Problem description:
Reproduce the listing below exactly. Pictures do not belong in the copy.

(Stored data)
╭──
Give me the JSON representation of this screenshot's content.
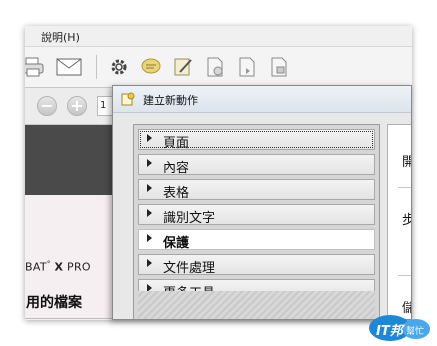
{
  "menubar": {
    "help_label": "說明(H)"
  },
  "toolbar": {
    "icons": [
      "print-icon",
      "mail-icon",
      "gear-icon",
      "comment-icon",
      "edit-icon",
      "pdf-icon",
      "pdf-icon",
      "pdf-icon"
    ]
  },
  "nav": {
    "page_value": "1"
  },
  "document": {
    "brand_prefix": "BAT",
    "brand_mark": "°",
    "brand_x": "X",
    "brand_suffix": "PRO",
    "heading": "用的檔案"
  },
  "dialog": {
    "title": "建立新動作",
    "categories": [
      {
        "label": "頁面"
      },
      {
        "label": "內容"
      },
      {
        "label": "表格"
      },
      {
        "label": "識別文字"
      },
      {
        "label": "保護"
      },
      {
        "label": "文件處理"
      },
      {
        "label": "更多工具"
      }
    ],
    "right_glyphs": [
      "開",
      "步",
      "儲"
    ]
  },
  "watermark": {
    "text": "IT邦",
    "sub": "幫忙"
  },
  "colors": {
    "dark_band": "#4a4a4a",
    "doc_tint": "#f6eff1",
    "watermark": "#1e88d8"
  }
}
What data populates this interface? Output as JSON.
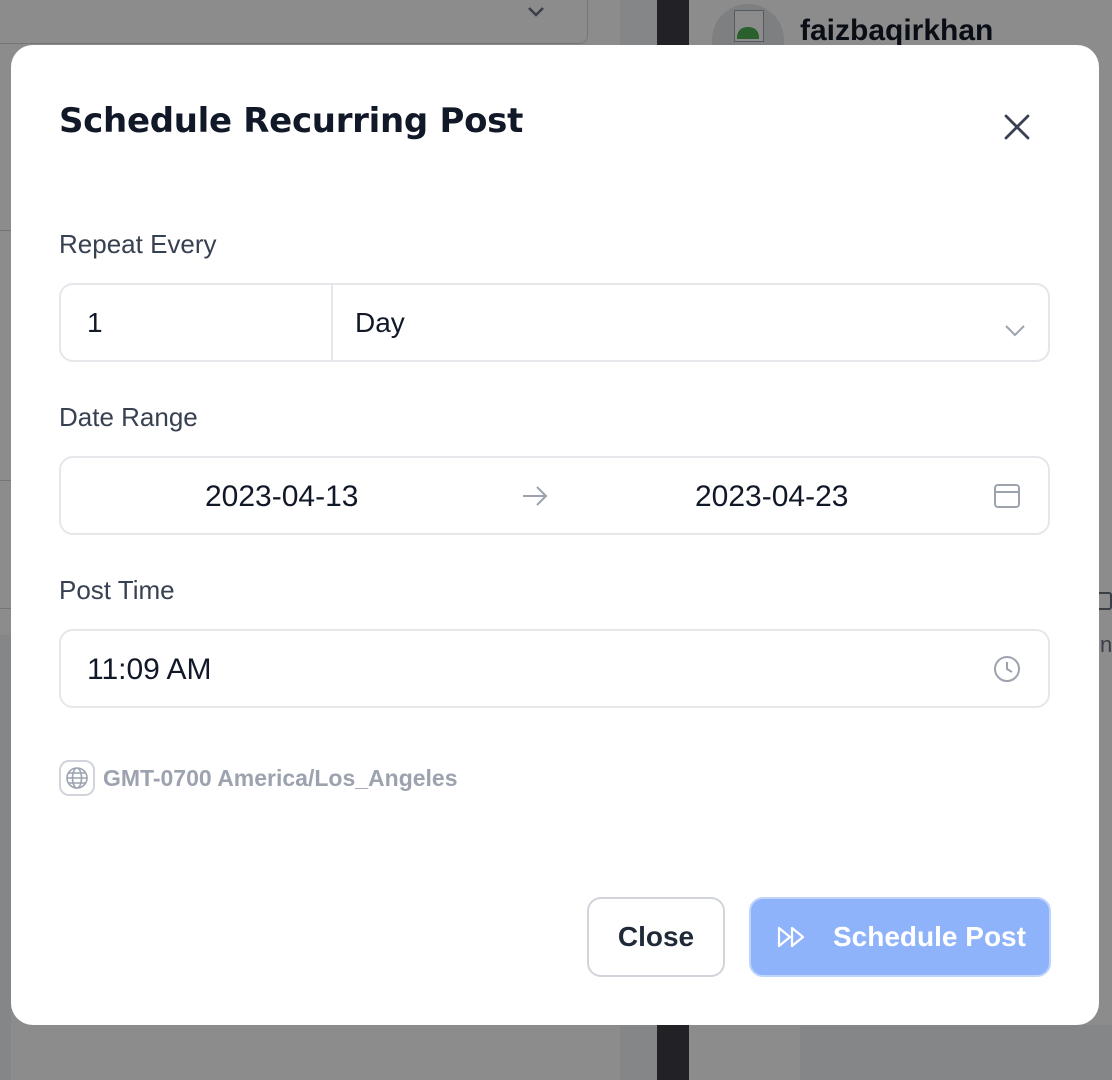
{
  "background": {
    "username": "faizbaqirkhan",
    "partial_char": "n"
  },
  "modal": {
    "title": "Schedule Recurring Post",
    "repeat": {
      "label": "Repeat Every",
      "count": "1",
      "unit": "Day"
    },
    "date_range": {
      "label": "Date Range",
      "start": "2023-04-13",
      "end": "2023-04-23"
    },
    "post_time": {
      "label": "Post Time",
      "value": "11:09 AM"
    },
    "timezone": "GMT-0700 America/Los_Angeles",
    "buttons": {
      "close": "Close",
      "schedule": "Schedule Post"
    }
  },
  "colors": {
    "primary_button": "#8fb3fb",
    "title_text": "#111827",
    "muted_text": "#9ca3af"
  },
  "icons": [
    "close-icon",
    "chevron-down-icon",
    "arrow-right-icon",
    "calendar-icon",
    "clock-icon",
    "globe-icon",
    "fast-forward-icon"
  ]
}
╰──
Solution for this exercise:
Give me the JSON representation of this screenshot's content.
{
  "menubar": {
    "help_label": "說明(H)"
  },
  "toolbar": {
    "icons": [
      "print-icon",
      "mail-icon",
      "gear-icon",
      "comment-icon",
      "edit-icon",
      "pdf-icon",
      "pdf-icon",
      "pdf-icon"
    ]
  },
  "nav": {
    "page_value": "1"
  },
  "document": {
    "brand_prefix": "BAT",
    "brand_mark": "°",
    "brand_x": "X",
    "brand_suffix": "PRO",
    "heading": "用的檔案"
  },
  "dialog": {
    "title": "建立新動作",
    "categories": [
      {
        "label": "頁面"
      },
      {
        "label": "內容"
      },
      {
        "label": "表格"
      },
      {
        "label": "識別文字"
      },
      {
        "label": "保護"
      },
      {
        "label": "文件處理"
      },
      {
        "label": "更多工具"
      }
    ],
    "right_glyphs": [
      "開",
      "步",
      "儲"
    ]
  },
  "watermark": {
    "text": "IT邦",
    "sub": "幫忙"
  },
  "colors": {
    "dark_band": "#4a4a4a",
    "doc_tint": "#f6eff1",
    "watermark": "#1e88d8"
  }
}
What data populates this interface? Output as JSON.
{
  "background": {
    "username": "faizbaqirkhan",
    "partial_char": "n"
  },
  "modal": {
    "title": "Schedule Recurring Post",
    "repeat": {
      "label": "Repeat Every",
      "count": "1",
      "unit": "Day"
    },
    "date_range": {
      "label": "Date Range",
      "start": "2023-04-13",
      "end": "2023-04-23"
    },
    "post_time": {
      "label": "Post Time",
      "value": "11:09 AM"
    },
    "timezone": "GMT-0700 America/Los_Angeles",
    "buttons": {
      "close": "Close",
      "schedule": "Schedule Post"
    }
  },
  "colors": {
    "primary_button": "#8fb3fb",
    "title_text": "#111827",
    "muted_text": "#9ca3af"
  },
  "icons": [
    "close-icon",
    "chevron-down-icon",
    "arrow-right-icon",
    "calendar-icon",
    "clock-icon",
    "globe-icon",
    "fast-forward-icon"
  ]
}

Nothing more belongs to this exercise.